PROBLEM REQUIREMENTS:
Quote the records in full and leave their pictures out.

+ + +

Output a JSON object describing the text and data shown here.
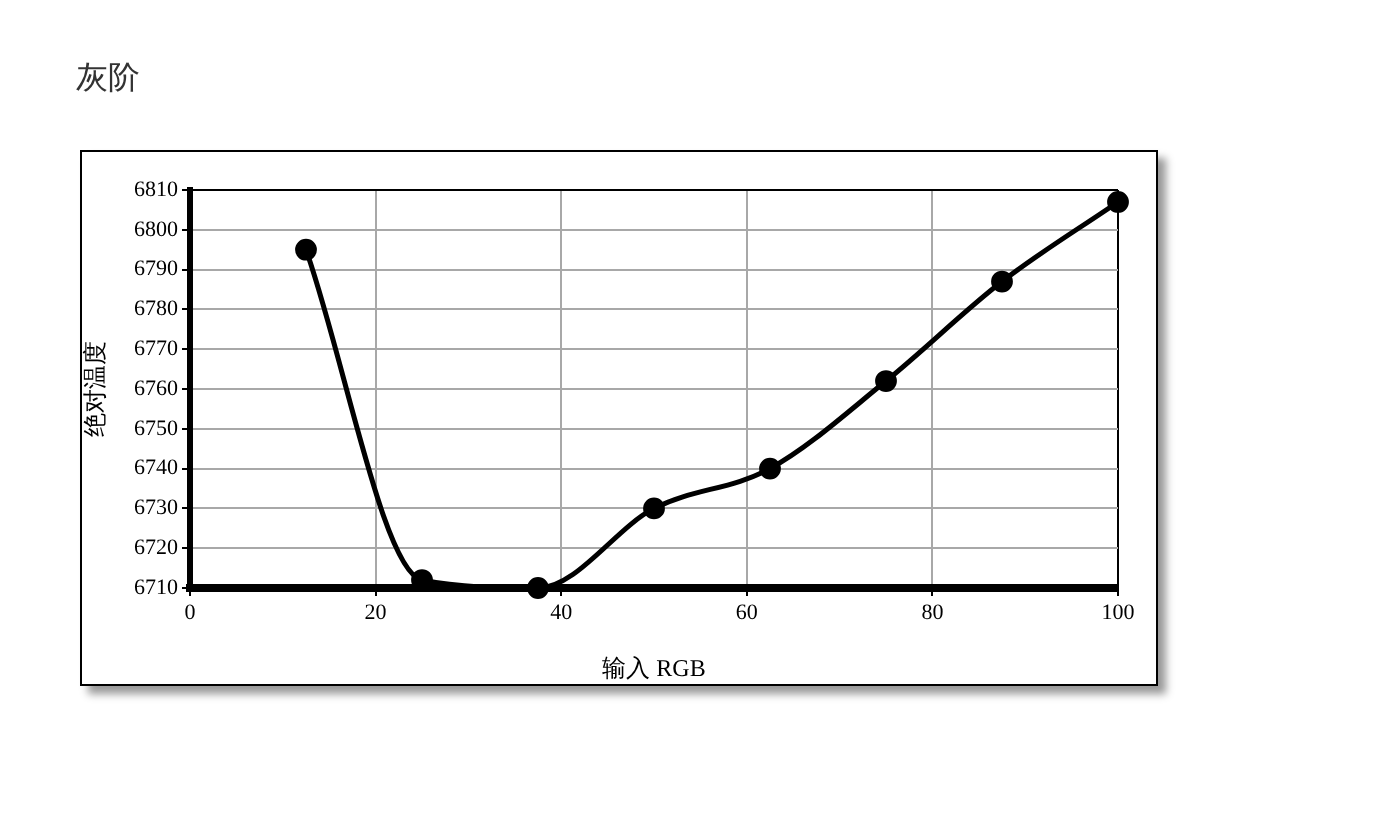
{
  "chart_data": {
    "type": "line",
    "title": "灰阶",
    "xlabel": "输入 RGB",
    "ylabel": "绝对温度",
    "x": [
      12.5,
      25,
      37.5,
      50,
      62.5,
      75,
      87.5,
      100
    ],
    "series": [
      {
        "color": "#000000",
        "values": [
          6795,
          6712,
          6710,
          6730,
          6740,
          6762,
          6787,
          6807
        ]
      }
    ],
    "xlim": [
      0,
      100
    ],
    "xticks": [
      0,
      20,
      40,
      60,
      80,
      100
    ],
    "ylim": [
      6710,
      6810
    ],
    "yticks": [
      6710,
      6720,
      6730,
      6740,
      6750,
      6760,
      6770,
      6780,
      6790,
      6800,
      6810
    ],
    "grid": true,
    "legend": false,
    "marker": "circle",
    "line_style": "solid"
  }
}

+ + +

SOLVED PROBLEM:
Output a JSON object describing the text and data shown here.
{
  "chart_data": {
    "type": "line",
    "title": "灰阶",
    "xlabel": "输入 RGB",
    "ylabel": "绝对温度",
    "x": [
      12.5,
      25,
      37.5,
      50,
      62.5,
      75,
      87.5,
      100
    ],
    "series": [
      {
        "color": "#000000",
        "values": [
          6795,
          6712,
          6710,
          6730,
          6740,
          6762,
          6787,
          6807
        ]
      }
    ],
    "xlim": [
      0,
      100
    ],
    "xticks": [
      0,
      20,
      40,
      60,
      80,
      100
    ],
    "ylim": [
      6710,
      6810
    ],
    "yticks": [
      6710,
      6720,
      6730,
      6740,
      6750,
      6760,
      6770,
      6780,
      6790,
      6800,
      6810
    ],
    "grid": true,
    "legend": false,
    "marker": "circle",
    "line_style": "solid"
  }
}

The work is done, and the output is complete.